=== Supplied material ===

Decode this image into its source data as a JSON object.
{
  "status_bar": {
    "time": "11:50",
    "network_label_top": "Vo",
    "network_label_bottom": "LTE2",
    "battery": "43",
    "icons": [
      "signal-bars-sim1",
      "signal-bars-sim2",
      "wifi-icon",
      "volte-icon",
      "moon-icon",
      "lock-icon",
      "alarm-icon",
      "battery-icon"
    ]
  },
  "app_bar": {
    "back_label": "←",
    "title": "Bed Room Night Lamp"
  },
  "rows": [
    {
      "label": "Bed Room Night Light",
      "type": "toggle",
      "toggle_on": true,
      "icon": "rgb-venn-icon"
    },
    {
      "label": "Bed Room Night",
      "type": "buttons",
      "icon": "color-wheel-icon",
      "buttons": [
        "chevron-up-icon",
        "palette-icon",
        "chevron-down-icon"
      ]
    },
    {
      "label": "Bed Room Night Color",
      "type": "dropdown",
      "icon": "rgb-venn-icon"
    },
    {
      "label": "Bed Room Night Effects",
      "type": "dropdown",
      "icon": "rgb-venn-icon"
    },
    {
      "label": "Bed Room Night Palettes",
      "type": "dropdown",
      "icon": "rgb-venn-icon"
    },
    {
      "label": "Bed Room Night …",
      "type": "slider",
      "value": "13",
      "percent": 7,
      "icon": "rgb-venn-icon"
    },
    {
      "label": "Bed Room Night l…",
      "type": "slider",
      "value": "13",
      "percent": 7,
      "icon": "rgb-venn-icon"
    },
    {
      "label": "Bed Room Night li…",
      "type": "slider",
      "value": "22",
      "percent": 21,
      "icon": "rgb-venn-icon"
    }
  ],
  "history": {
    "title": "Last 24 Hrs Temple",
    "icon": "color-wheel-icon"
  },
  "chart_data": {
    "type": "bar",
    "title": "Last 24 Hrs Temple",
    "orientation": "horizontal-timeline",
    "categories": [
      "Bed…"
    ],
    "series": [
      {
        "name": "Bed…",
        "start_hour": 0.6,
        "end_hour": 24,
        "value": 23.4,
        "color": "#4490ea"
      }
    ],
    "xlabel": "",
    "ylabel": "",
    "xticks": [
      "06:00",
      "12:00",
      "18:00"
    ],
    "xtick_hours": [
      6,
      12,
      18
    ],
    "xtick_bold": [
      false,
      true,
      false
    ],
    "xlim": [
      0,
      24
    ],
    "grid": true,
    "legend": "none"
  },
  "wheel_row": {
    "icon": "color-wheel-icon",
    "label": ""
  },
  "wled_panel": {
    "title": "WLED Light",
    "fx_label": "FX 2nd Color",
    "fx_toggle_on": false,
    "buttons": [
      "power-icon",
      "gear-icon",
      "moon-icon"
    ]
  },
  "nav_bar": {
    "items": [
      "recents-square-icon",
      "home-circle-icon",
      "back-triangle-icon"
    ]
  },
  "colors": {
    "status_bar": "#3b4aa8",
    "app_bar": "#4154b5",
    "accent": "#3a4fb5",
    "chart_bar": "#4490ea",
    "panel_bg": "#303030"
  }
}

===

**Problem to solve:**
Using the data above, repeat every line exactly.

**Response to this task:**
Decode this image into its source data as a JSON object.
{
  "status_bar": {
    "time": "11:50",
    "network_label_top": "Vo",
    "network_label_bottom": "LTE2",
    "battery": "43",
    "icons": [
      "signal-bars-sim1",
      "signal-bars-sim2",
      "wifi-icon",
      "volte-icon",
      "moon-icon",
      "lock-icon",
      "alarm-icon",
      "battery-icon"
    ]
  },
  "app_bar": {
    "back_label": "←",
    "title": "Bed Room Night Lamp"
  },
  "rows": [
    {
      "label": "Bed Room Night Light",
      "type": "toggle",
      "toggle_on": true,
      "icon": "rgb-venn-icon"
    },
    {
      "label": "Bed Room Night",
      "type": "buttons",
      "icon": "color-wheel-icon",
      "buttons": [
        "chevron-up-icon",
        "palette-icon",
        "chevron-down-icon"
      ]
    },
    {
      "label": "Bed Room Night Color",
      "type": "dropdown",
      "icon": "rgb-venn-icon"
    },
    {
      "label": "Bed Room Night Effects",
      "type": "dropdown",
      "icon": "rgb-venn-icon"
    },
    {
      "label": "Bed Room Night Palettes",
      "type": "dropdown",
      "icon": "rgb-venn-icon"
    },
    {
      "label": "Bed Room Night …",
      "type": "slider",
      "value": "13",
      "percent": 7,
      "icon": "rgb-venn-icon"
    },
    {
      "label": "Bed Room Night l…",
      "type": "slider",
      "value": "13",
      "percent": 7,
      "icon": "rgb-venn-icon"
    },
    {
      "label": "Bed Room Night li…",
      "type": "slider",
      "value": "22",
      "percent": 21,
      "icon": "rgb-venn-icon"
    }
  ],
  "history": {
    "title": "Last 24 Hrs Temple",
    "icon": "color-wheel-icon"
  },
  "chart_data": {
    "type": "bar",
    "title": "Last 24 Hrs Temple",
    "orientation": "horizontal-timeline",
    "categories": [
      "Bed…"
    ],
    "series": [
      {
        "name": "Bed…",
        "start_hour": 0.6,
        "end_hour": 24,
        "value": 23.4,
        "color": "#4490ea"
      }
    ],
    "xlabel": "",
    "ylabel": "",
    "xticks": [
      "06:00",
      "12:00",
      "18:00"
    ],
    "xtick_hours": [
      6,
      12,
      18
    ],
    "xtick_bold": [
      false,
      true,
      false
    ],
    "xlim": [
      0,
      24
    ],
    "grid": true,
    "legend": "none"
  },
  "wheel_row": {
    "icon": "color-wheel-icon",
    "label": ""
  },
  "wled_panel": {
    "title": "WLED Light",
    "fx_label": "FX 2nd Color",
    "fx_toggle_on": false,
    "buttons": [
      "power-icon",
      "gear-icon",
      "moon-icon"
    ]
  },
  "nav_bar": {
    "items": [
      "recents-square-icon",
      "home-circle-icon",
      "back-triangle-icon"
    ]
  },
  "colors": {
    "status_bar": "#3b4aa8",
    "app_bar": "#4154b5",
    "accent": "#3a4fb5",
    "chart_bar": "#4490ea",
    "panel_bg": "#303030"
  }
}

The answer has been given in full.